### Task goal
Return each entry exactly, omitting nothing.

*** Records for the task ***

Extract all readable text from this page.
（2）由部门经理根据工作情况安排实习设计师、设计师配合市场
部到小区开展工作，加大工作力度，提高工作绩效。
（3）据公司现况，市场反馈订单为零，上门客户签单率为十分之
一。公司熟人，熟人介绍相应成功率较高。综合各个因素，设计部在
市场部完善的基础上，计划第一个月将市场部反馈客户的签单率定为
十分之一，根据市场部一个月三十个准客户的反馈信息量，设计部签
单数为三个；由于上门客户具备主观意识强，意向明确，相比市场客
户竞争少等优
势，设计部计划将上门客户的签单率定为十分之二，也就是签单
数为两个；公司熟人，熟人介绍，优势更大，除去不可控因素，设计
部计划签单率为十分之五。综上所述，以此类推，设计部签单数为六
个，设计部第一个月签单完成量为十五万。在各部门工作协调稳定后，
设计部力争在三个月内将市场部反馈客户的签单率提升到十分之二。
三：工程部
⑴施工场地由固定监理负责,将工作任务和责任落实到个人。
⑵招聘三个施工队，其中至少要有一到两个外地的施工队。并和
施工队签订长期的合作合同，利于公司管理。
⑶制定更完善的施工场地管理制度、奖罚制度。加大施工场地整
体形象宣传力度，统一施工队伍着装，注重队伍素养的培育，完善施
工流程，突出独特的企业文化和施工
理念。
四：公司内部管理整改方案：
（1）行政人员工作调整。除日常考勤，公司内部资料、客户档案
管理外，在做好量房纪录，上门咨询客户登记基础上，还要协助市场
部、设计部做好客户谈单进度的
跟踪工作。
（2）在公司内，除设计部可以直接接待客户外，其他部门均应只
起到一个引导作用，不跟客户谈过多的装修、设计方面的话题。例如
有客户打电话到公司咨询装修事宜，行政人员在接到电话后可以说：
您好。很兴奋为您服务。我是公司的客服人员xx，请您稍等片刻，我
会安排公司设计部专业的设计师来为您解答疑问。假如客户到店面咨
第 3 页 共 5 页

***

### Result of the task
Extract all readable text from this page.
（2）由部门经理根据工作情况安排实习设计师、设计师配合市场
部到小区开展工作，加大工作力度，提高工作绩效。
（3）据公司现况，市场反馈订单为零，上门客户签单率为十分之
一。公司熟人，熟人介绍相应成功率较高。综合各个因素，设计部在
市场部完善的基础上，计划第一个月将市场部反馈客户的签单率定为
十分之一，根据市场部一个月三十个准客户的反馈信息量，设计部签
单数为三个；由于上门客户具备主观意识强，意向明确，相比市场客
户竞争少等优
势，设计部计划将上门客户的签单率定为十分之二，也就是签单
数为两个；公司熟人，熟人介绍，优势更大，除去不可控因素，设计
部计划签单率为十分之五。综上所述，以此类推，设计部签单数为六
个，设计部第一个月签单完成量为十五万。在各部门工作协调稳定后，
设计部力争在三个月内将市场部反馈客户的签单率提升到十分之二。
三：工程部
⑴施工场地由固定监理负责,将工作任务和责任落实到个人。
⑵招聘三个施工队，其中至少要有一到两个外地的施工队。并和
施工队签订长期的合作合同，利于公司管理。
⑶制定更完善的施工场地管理制度、奖罚制度。加大施工场地整
体形象宣传力度，统一施工队伍着装，注重队伍素养的培育，完善施
工流程，突出独特的企业文化和施工
理念。
四：公司内部管理整改方案：
（1）行政人员工作调整。除日常考勤，公司内部资料、客户档案
管理外，在做好量房纪录，上门咨询客户登记基础上，还要协助市场
部、设计部做好客户谈单进度的
跟踪工作。
（2）在公司内，除设计部可以直接接待客户外，其他部门均应只
起到一个引导作用，不跟客户谈过多的装修、设计方面的话题。例如
有客户打电话到公司咨询装修事宜，行政人员在接到电话后可以说：
您好。很兴奋为您服务。我是公司的客服人员xx，请您稍等片刻，我
会安排公司设计部专业的设计师来为您解答疑问。假如客户到店面咨
第 3 页 共 5 页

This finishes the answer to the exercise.